THE INPUT -
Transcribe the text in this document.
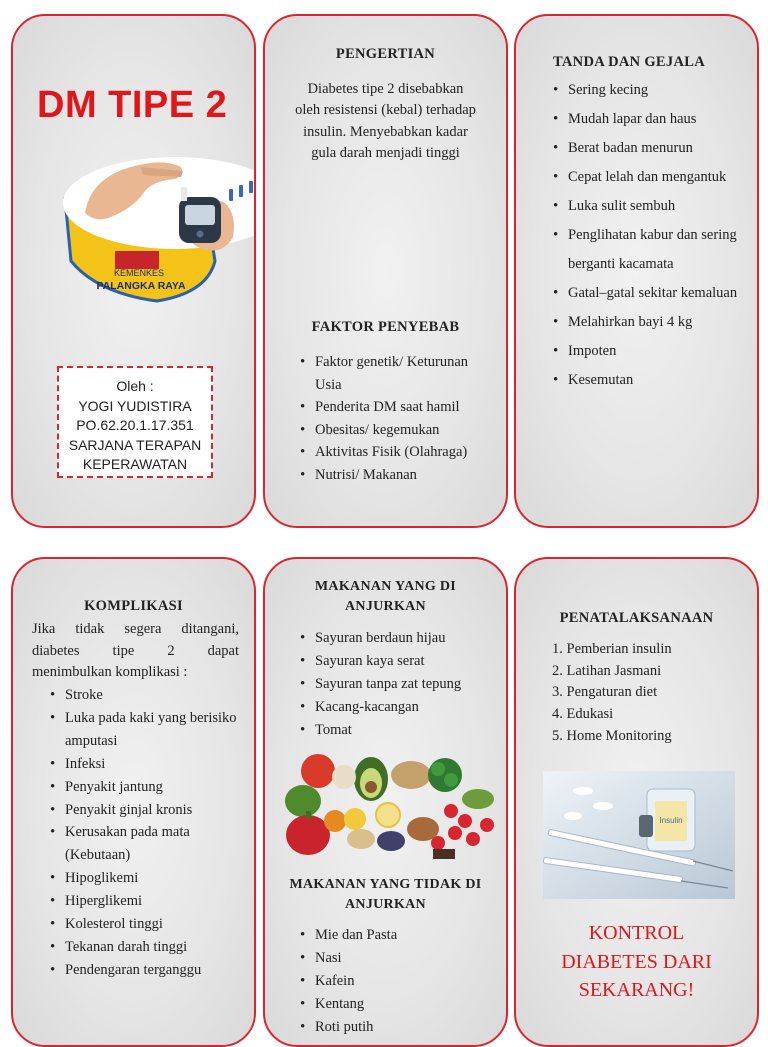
DM TIPE 2
KEMENKES
PALANGKA RAYA
Oleh :
YOGI YUDISTIRA
PO.62.20.1.17.351
SARJANA TERAPAN
KEPERAWATAN
PENGERTIAN
Diabetes tipe 2 disebabkan
oleh resistensi (kebal) terhadap
insulin. Menyebabkan kadar
gula darah menjadi tinggi
FAKTOR PENYEBAB
• Faktor genetik/ Keturunan Usia
• Penderita DM saat hamil
• Obesitas/ kegemukan
• Aktivitas Fisik (Olahraga)
• Nutrisi/ Makanan
TANDA DAN GEJALA
• Sering kecing
• Mudah lapar dan haus
• Berat badan menurun
• Cepat lelah dan mengantuk
• Luka sulit sembuh
• Penglihatan kabur dan sering berganti kacamata
• Gatal–gatal sekitar kemaluan
• Melahirkan bayi 4 kg
• Impoten
• Kesemutan
KOMPLIKASI
Jika tidak segera ditangani,
diabetes tipe 2 dapat
menimbulkan komplikasi :
• Stroke
• Luka pada kaki yang berisiko amputasi
• Infeksi
• Penyakit jantung
• Penyakit ginjal kronis
• Kerusakan pada mata (Kebutaan)
• Hipoglikemi
• Hiperglikemi
• Kolesterol tinggi
• Tekanan darah tinggi
• Pendengaran terganggu
MAKANAN YANG DI
ANJURKAN
• Sayuran berdaun hijau
• Sayuran kaya serat
• Sayuran tanpa zat tepung
• Kacang-kacangan
• Tomat
MAKANAN YANG TIDAK DI
ANJURKAN
• Mie dan Pasta
• Nasi
• Kafein
• Kentang
• Roti putih
PENATALAKSANAAN
1. Pemberian insulin
2. Latihan Jasmani
3. Pengaturan diet
4. Edukasi
5. Home Monitoring
Insulin
KONTROL
DIABETES DARI
SEKARANG!
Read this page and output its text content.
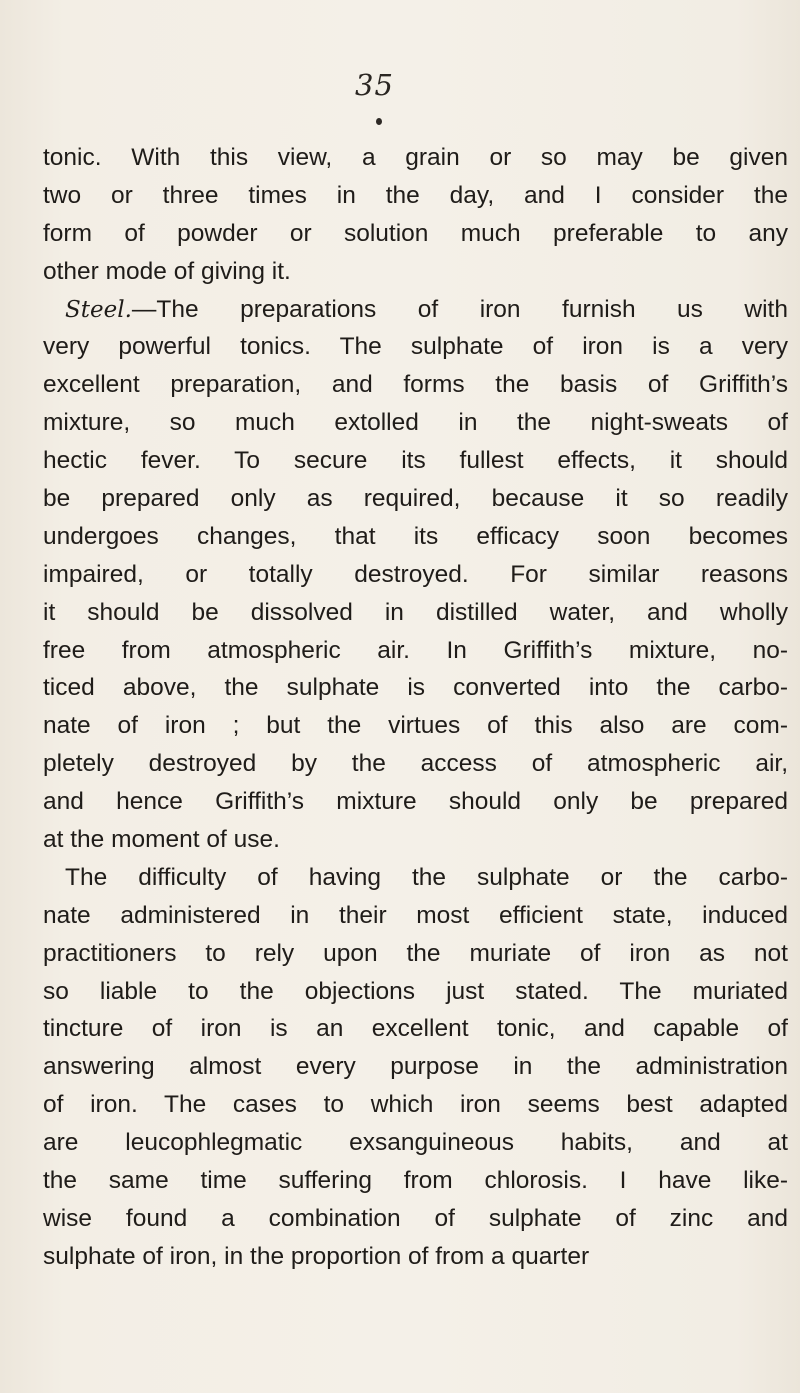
35
tonic. With this view, a grain or so may be given
two or three times in the day, and I consider the
form of powder or solution much preferable to any
other mode of giving it.
Steel.—The preparations of iron furnish us with
very powerful tonics. The sulphate of iron is a very
excellent preparation, and forms the basis of Griffith’s
mixture, so much extolled in the night-sweats of
hectic fever. To secure its fullest effects, it should
be prepared only as required, because it so readily
undergoes changes, that its efficacy soon becomes
impaired, or totally destroyed. For similar reasons
it should be dissolved in distilled water, and wholly
free from atmospheric air. In Griffith’s mixture, no-
ticed above, the sulphate is converted into the carbo-
nate of iron ; but the virtues of this also are com-
pletely destroyed by the access of atmospheric air,
and hence Griffith’s mixture should only be prepared
at the moment of use.
The difficulty of having the sulphate or the carbo-
nate administered in their most efficient state, induced
practitioners to rely upon the muriate of iron as not
so liable to the objections just stated. The muriated
tincture of iron is an excellent tonic, and capable of
answering almost every purpose in the administration
of iron. The cases to which iron seems best adapted
are leucophlegmatic exsanguineous habits, and at
the same time suffering from chlorosis. I have like-
wise found a combination of sulphate of zinc and
sulphate of iron, in the proportion of from a quarter
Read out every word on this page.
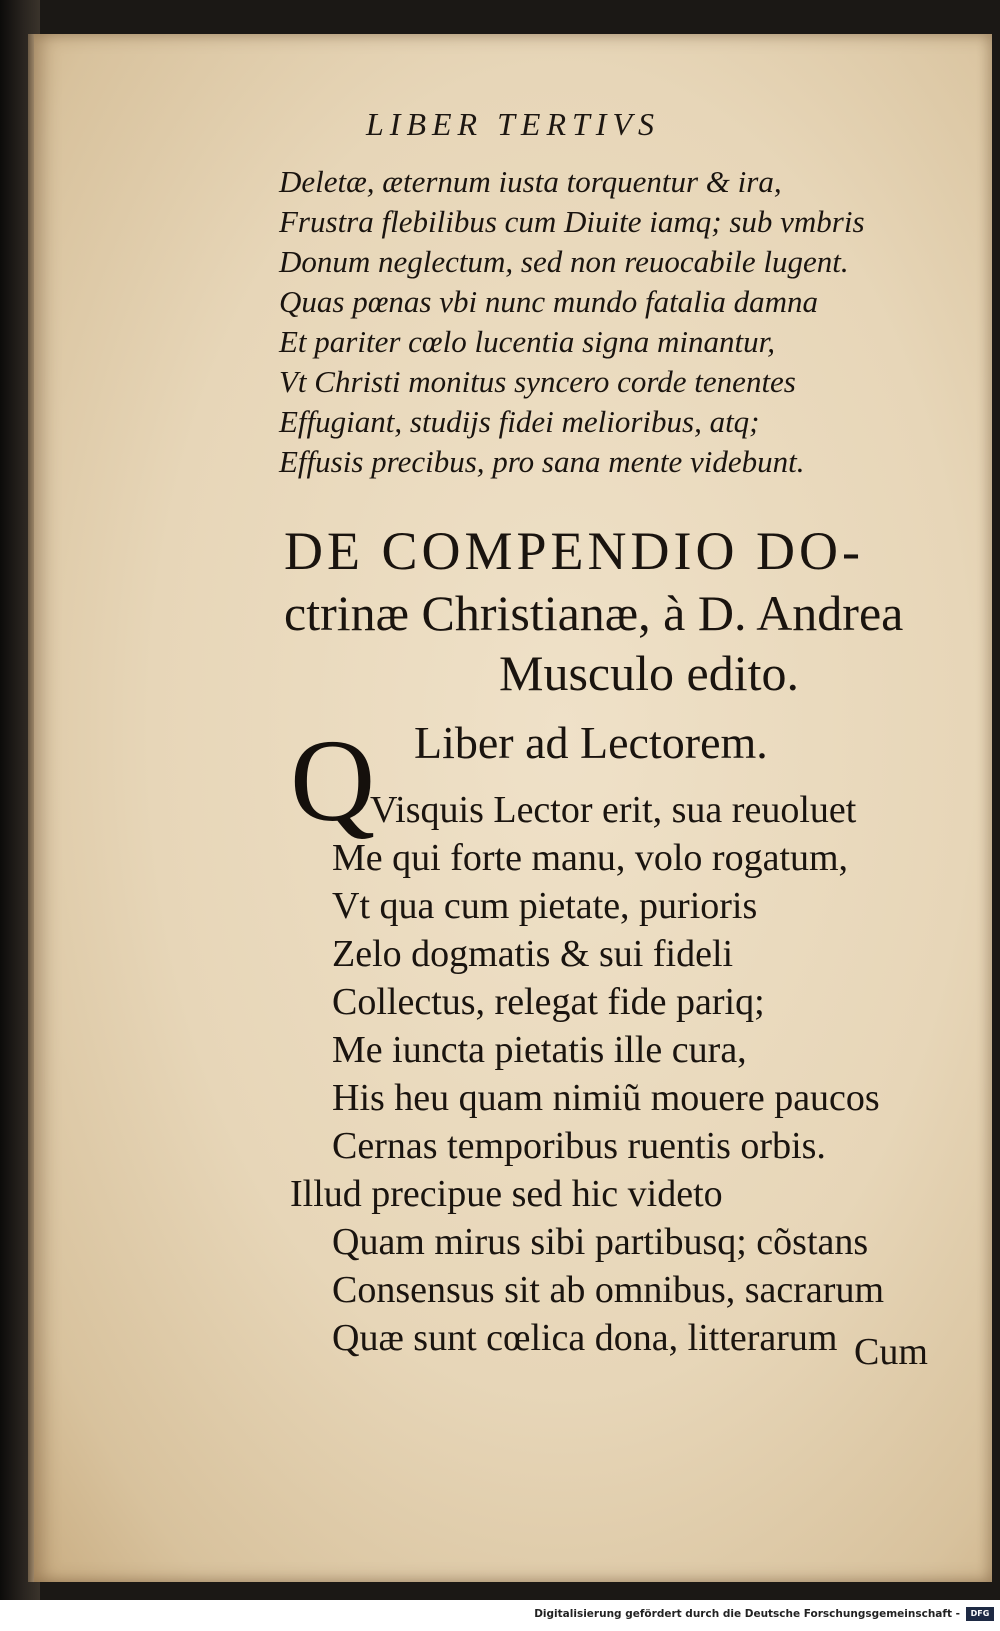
LIBER TERTIVS
Deletæ, æternum iusta torquentur & ira,
Frustra flebilibus cum Diuite iamq; sub vmbris
Donum neglectum, sed non reuocabile lugent.
Quas pœnas vbi nunc mundo fatalia damna
Et pariter cœlo lucentia signa minantur,
Vt Christi monitus syncero corde tenentes
Effugiant, studijs fidei melioribus, atq;
Effusis precibus, pro sana mente videbunt.
DE COMPENDIO DO-
ctrinæ Christianæ, à D. Andrea
Musculo edito.
Liber ad Lectorem.
Q
Visquis Lector erit, sua reuoluet
Me qui forte manu, volo rogatum,
Vt qua cum pietate, purioris
Zelo dogmatis & sui fideli
Collectus, relegat fide pariq;
Me iuncta pietatis ille cura,
His heu quam nimiũ mouere paucos
Cernas temporibus ruentis orbis.
Illud precipue sed hic videto
Quam mirus sibi partibusq; cõstans
Consensus sit ab omnibus, sacrarum
Quæ sunt cœlica dona, litterarum Cum
Digitalisierung gefördert durch die Deutsche Forschungsgemeinschaft -	DFG
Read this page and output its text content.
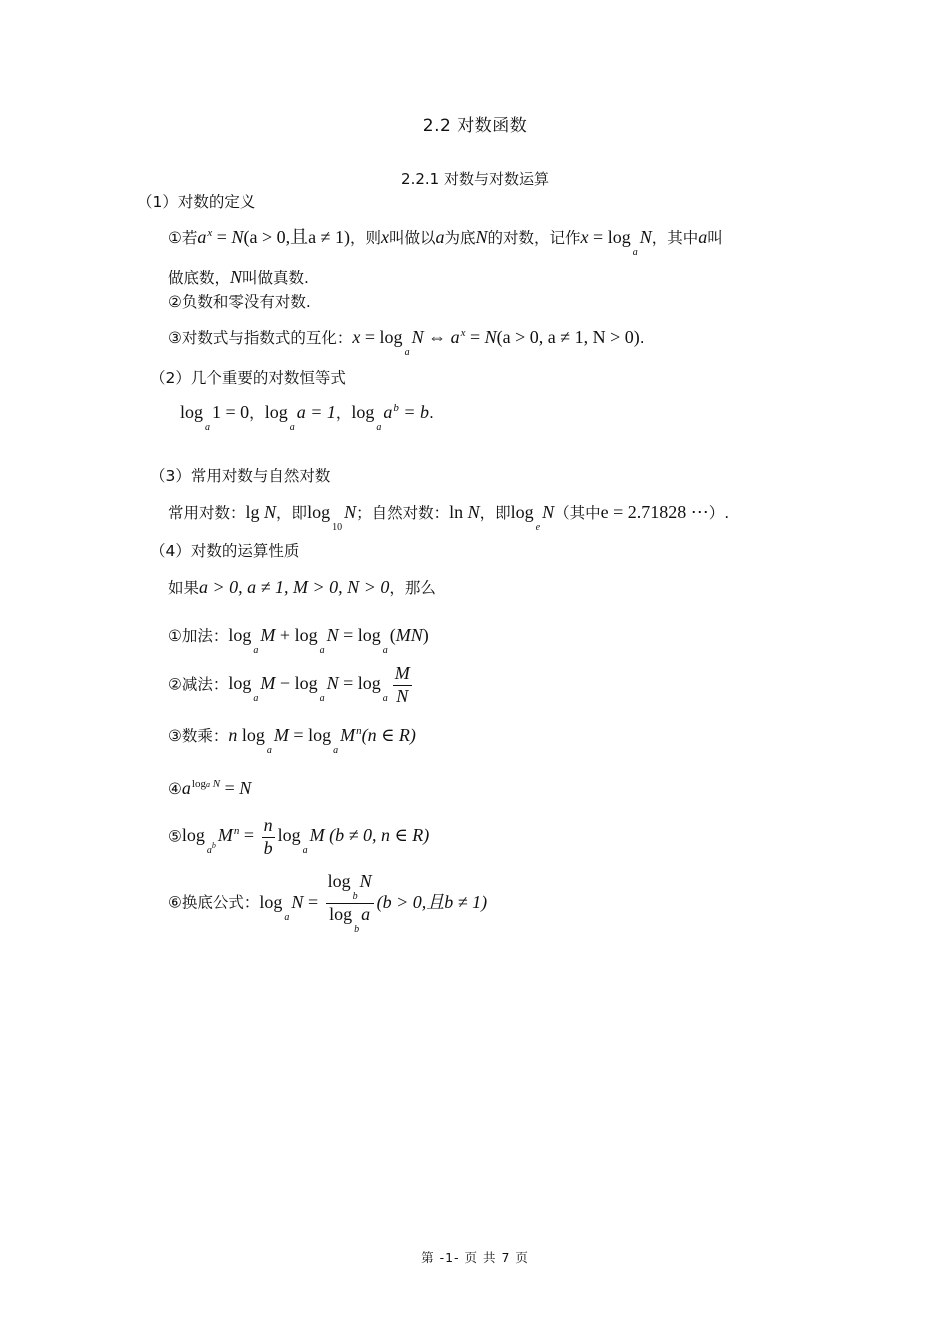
2.2 对数函数
2.2.1 对数与对数运算
（1）对数的定义
①若$a^x = N(a > 0$,且a ≠ 1)，则x叫做以a为底N的对数，记作$x = \log_aN$，其中a叫
做底数，N叫做真数.
②负数和零没有对数.
③对数式与指数式的互化：$x = \log_aN$ ⇔ $a^x = N(a > 0$, a ≠ 1, N > 0).
（2）几个重要的对数恒等式
$\log_a1 = 0$，$\log_aa = 1$，$\log_aa^b = b$.
（3）常用对数与自然对数
常用对数：lg N，即$\log_{10}N$；自然对数：ln N，即$\log_eN$（其中e = 2.71828 ⋯）.
（4）对数的运算性质
如果a > 0, a ≠ 1, M > 0, N > 0，那么
①加法：$\log_aM + \log_aN = \log_a(MN)$
②减法：$\log_aM - \log_aN = \log_a \frac{M}{N}$
③数乘：n $\log_aM = \log_aM^n(n$ ∈ R)
$④a^{loga N} = N$
$⑤\log_{a^b}M^n = \frac{n}{b} \log_aM$ (b ≠ 0, n ∈ R)
⑥换底公式：$\log_aN = \frac{\log_bN}{\log_ba} (b > 0$,且b ≠ 1)
第 -1- 页 共 7 页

EXERCISE TASK - Output every entry word for word, but omit the pictures.

SOLUTION FOR THIS PROBLEM -
Transcribe the text in this document.
DM TIPE 2
KEMENKES
PALANGKA RAYA
Oleh :
YOGI YUDISTIRA
PO.62.20.1.17.351
SARJANA TERAPAN
KEPERAWATAN
PENGERTIAN
Diabetes tipe 2 disebabkan
oleh resistensi (kebal) terhadap
insulin. Menyebabkan kadar
gula darah menjadi tinggi
FAKTOR PENYEBAB
• Faktor genetik/ Keturunan Usia
• Penderita DM saat hamil
• Obesitas/ kegemukan
• Aktivitas Fisik (Olahraga)
• Nutrisi/ Makanan
TANDA DAN GEJALA
• Sering kecing
• Mudah lapar dan haus
• Berat badan menurun
• Cepat lelah dan mengantuk
• Luka sulit sembuh
• Penglihatan kabur dan sering berganti kacamata
• Gatal–gatal sekitar kemaluan
• Melahirkan bayi 4 kg
• Impoten
• Kesemutan
KOMPLIKASI
Jika tidak segera ditangani,
diabetes tipe 2 dapat
menimbulkan komplikasi :
• Stroke
• Luka pada kaki yang berisiko amputasi
• Infeksi
• Penyakit jantung
• Penyakit ginjal kronis
• Kerusakan pada mata (Kebutaan)
• Hipoglikemi
• Hiperglikemi
• Kolesterol tinggi
• Tekanan darah tinggi
• Pendengaran terganggu
MAKANAN YANG DI
ANJURKAN
• Sayuran berdaun hijau
• Sayuran kaya serat
• Sayuran tanpa zat tepung
• Kacang-kacangan
• Tomat
MAKANAN YANG TIDAK DI
ANJURKAN
• Mie dan Pasta
• Nasi
• Kafein
• Kentang
• Roti putih
PENATALAKSANAAN
1. Pemberian insulin
2. Latihan Jasmani
3. Pengaturan diet
4. Edukasi
5. Home Monitoring
Insulin
KONTROL
DIABETES DARI
SEKARANG!
Read this page and output its text content.
35
tonic. With this view, a grain or so may be given
two or three times in the day, and I consider the
form of powder or solution much preferable to any
other mode of giving it.
Steel.—The preparations of iron furnish us with
very powerful tonics. The sulphate of iron is a very
excellent preparation, and forms the basis of Griffith’s
mixture, so much extolled in the night-sweats of
hectic fever. To secure its fullest effects, it should
be prepared only as required, because it so readily
undergoes changes, that its efficacy soon becomes
impaired, or totally destroyed. For similar reasons
it should be dissolved in distilled water, and wholly
free from atmospheric air. In Griffith’s mixture, no-
ticed above, the sulphate is converted into the carbo-
nate of iron ; but the virtues of this also are com-
pletely destroyed by the access of atmospheric air,
and hence Griffith’s mixture should only be prepared
at the moment of use.
The difficulty of having the sulphate or the carbo-
nate administered in their most efficient state, induced
practitioners to rely upon the muriate of iron as not
so liable to the objections just stated. The muriated
tincture of iron is an excellent tonic, and capable of
answering almost every purpose in the administration
of iron. The cases to which iron seems best adapted
are leucophlegmatic exsanguineous habits, and at
the same time suffering from chlorosis. I have like-
wise found a combination of sulphate of zinc and
sulphate of iron, in the proportion of from a quarter
Read out every word on this page.
LIBER TERTIVS
Deletæ, æternum iusta torquentur & ira,
Frustra flebilibus cum Diuite iamq; sub vmbris
Donum neglectum, sed non reuocabile lugent.
Quas pœnas vbi nunc mundo fatalia damna
Et pariter cœlo lucentia signa minantur,
Vt Christi monitus syncero corde tenentes
Effugiant, studijs fidei melioribus, atq;
Effusis precibus, pro sana mente videbunt.
DE COMPENDIO DO-
ctrinæ Christianæ, à D. Andrea
Musculo edito.
Liber ad Lectorem.
Q
Visquis Lector erit, sua reuoluet
Me qui forte manu, volo rogatum,
Vt qua cum pietate, purioris
Zelo dogmatis & sui fideli
Collectus, relegat fide pariq;
Me iuncta pietatis ille cura,
His heu quam nimiũ mouere paucos
Cernas temporibus ruentis orbis.
Illud precipue sed hic videto
Quam mirus sibi partibusq; cõstans
Consensus sit ab omnibus, sacrarum
Quæ sunt cœlica dona, litterarum Cum
Digitalisierung gefördert durch die Deutsche Forschungsgemeinschaft -	DFG
Read this page and output its text content.
2.2 对数函数
2.2.1 对数与对数运算
（1）对数的定义
①若$a^x = N(a > 0$,且a ≠ 1)，则x叫做以a为底N的对数，记作$x = \log_aN$，其中a叫
做底数，N叫做真数.
②负数和零没有对数.
③对数式与指数式的互化：$x = \log_aN$ ⇔ $a^x = N(a > 0$, a ≠ 1, N > 0).
（2）几个重要的对数恒等式
$\log_a1 = 0$，$\log_aa = 1$，$\log_aa^b = b$.
（3）常用对数与自然对数
常用对数：lg N，即$\log_{10}N$；自然对数：ln N，即$\log_eN$（其中e = 2.71828 ⋯）.
（4）对数的运算性质
如果a > 0, a ≠ 1, M > 0, N > 0，那么
①加法：$\log_aM + \log_aN = \log_a(MN)$
②减法：$\log_aM - \log_aN = \log_a \frac{M}{N}$
③数乘：n $\log_aM = \log_aM^n(n$ ∈ R)
$④a^{loga N} = N$
$⑤\log_{a^b}M^n = \frac{n}{b} \log_aM$ (b ≠ 0, n ∈ R)
⑥换底公式：$\log_aN = \frac{\log_bN}{\log_ba} (b > 0$,且b ≠ 1)
第 -1- 页 共 7 页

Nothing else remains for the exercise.